- [Given records]
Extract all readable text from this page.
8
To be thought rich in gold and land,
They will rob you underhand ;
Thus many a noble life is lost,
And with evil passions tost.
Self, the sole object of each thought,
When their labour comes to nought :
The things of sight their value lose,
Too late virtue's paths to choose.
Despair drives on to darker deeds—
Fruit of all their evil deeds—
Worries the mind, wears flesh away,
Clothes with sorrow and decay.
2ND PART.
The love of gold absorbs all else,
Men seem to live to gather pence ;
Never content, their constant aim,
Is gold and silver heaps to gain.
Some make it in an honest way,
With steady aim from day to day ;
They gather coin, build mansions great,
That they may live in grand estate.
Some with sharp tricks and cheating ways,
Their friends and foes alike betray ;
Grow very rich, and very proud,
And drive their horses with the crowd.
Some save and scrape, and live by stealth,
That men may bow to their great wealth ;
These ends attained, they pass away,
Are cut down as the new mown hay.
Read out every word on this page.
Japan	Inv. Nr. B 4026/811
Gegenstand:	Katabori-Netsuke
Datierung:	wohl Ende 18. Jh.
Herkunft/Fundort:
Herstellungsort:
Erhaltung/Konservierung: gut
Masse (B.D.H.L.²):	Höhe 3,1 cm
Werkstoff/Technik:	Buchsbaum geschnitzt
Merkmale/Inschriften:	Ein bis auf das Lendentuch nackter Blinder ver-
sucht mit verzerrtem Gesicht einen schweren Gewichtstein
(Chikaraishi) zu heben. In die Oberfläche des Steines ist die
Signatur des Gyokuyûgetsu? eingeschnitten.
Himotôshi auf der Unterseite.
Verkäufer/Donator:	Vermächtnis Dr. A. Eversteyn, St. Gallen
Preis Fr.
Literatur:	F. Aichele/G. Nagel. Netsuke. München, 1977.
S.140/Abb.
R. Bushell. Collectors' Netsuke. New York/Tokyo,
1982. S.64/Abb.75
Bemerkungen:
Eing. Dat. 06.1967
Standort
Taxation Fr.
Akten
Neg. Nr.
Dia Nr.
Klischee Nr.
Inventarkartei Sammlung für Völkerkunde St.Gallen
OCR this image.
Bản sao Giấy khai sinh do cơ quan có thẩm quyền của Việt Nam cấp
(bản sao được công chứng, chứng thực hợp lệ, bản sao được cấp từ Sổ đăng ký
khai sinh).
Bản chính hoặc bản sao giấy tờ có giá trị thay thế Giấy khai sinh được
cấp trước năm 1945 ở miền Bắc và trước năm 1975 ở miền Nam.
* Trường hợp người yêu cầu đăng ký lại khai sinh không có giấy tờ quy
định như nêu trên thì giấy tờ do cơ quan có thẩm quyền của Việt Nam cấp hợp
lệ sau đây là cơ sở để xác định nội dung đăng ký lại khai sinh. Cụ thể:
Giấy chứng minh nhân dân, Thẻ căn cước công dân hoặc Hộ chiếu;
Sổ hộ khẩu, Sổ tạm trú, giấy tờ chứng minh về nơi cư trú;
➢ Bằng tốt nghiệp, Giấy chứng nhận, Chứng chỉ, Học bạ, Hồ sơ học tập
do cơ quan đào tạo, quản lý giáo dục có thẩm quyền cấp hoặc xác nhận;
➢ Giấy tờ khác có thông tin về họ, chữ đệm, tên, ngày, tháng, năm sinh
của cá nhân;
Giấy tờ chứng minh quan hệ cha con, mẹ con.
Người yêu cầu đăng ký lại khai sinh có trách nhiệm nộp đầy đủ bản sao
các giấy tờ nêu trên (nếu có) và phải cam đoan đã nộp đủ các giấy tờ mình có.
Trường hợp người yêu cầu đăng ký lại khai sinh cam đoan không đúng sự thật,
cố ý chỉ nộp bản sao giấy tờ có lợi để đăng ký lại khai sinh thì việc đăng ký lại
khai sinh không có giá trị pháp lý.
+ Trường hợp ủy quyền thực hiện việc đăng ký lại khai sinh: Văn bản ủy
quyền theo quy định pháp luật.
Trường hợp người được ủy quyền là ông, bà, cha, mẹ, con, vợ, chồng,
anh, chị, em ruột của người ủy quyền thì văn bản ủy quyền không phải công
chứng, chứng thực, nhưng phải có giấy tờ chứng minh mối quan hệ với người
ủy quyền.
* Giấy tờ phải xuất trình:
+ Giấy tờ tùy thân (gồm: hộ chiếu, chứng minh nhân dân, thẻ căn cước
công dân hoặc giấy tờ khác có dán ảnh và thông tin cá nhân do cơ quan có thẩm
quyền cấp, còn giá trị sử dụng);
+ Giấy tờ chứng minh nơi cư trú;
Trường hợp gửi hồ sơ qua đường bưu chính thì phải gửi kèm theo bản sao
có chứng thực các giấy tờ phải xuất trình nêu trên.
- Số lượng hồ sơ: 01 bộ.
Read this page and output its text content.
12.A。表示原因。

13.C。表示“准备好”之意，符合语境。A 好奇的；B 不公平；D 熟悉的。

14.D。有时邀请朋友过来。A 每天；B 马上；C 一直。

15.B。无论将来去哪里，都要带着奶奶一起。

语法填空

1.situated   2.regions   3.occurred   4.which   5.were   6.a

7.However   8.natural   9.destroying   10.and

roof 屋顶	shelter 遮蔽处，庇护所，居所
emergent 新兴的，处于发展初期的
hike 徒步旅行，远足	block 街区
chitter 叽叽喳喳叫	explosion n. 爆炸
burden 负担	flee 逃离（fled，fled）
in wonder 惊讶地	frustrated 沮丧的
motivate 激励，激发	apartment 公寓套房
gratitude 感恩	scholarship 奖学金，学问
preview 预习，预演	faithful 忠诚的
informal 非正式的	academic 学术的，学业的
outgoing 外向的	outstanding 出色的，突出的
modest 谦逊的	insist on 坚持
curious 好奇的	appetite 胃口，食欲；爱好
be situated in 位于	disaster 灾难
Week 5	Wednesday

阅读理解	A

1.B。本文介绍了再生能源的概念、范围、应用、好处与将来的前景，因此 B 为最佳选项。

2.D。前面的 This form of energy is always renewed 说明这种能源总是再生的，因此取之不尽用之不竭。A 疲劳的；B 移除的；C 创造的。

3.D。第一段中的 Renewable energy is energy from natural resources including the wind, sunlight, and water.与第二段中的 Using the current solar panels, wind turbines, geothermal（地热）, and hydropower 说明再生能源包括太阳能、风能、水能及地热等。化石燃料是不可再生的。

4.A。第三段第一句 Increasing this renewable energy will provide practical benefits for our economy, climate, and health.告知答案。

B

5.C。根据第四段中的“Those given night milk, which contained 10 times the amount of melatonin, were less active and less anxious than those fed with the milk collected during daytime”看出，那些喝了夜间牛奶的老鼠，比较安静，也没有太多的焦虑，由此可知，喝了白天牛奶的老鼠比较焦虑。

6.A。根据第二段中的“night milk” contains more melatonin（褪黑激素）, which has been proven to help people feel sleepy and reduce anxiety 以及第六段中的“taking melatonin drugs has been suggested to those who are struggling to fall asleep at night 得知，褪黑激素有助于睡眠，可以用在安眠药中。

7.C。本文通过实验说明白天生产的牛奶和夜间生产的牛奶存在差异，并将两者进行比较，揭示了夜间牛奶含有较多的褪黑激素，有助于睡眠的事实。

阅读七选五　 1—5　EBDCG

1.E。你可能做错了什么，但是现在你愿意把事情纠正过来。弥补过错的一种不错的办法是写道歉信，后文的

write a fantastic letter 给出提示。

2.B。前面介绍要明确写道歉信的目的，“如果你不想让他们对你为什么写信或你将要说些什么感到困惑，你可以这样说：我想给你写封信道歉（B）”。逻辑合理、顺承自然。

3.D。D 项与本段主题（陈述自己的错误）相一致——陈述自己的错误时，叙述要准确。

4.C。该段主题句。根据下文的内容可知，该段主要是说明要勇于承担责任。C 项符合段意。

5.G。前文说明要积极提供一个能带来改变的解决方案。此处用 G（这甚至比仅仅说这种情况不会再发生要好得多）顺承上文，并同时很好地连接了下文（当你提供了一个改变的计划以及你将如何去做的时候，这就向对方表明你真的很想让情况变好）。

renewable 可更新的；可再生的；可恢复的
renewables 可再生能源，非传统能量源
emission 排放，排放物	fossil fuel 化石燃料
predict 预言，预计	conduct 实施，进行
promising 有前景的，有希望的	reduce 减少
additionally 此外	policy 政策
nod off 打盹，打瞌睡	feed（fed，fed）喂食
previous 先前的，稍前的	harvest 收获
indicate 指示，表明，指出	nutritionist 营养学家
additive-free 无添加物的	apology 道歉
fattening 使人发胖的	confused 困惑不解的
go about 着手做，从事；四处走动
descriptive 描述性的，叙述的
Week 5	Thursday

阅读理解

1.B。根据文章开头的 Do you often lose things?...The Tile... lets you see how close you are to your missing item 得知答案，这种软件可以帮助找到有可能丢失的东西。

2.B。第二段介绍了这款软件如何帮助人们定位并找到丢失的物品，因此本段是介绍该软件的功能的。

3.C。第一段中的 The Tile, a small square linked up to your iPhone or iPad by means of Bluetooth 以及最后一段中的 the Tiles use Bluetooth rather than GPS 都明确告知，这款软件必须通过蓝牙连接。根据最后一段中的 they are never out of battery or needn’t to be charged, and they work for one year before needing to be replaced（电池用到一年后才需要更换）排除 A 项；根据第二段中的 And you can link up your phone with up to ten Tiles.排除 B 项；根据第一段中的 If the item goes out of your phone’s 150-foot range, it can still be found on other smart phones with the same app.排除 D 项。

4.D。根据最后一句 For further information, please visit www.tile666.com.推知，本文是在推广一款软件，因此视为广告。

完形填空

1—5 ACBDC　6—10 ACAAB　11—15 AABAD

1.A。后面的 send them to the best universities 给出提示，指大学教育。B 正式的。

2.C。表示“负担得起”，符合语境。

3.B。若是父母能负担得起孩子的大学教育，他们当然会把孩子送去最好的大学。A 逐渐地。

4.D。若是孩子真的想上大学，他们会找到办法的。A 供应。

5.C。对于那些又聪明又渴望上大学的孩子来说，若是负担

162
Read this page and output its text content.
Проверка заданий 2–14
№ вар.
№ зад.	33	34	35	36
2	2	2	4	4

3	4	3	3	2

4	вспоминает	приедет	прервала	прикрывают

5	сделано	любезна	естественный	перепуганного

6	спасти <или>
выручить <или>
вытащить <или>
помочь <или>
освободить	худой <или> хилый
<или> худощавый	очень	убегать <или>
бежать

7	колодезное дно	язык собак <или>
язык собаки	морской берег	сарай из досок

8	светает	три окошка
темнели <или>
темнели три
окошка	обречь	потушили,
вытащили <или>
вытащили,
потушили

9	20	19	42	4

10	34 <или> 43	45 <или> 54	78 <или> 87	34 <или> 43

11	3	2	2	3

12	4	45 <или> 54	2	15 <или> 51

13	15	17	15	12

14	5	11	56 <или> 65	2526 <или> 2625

- [Task to carry out] Find the word "theo" and list each line it appears in.

- [Exercise output]
quyền theo quy định pháp luật.
Trường hợp gửi hồ sơ qua đường bưu chính thì phải gửi kèm theo bản sao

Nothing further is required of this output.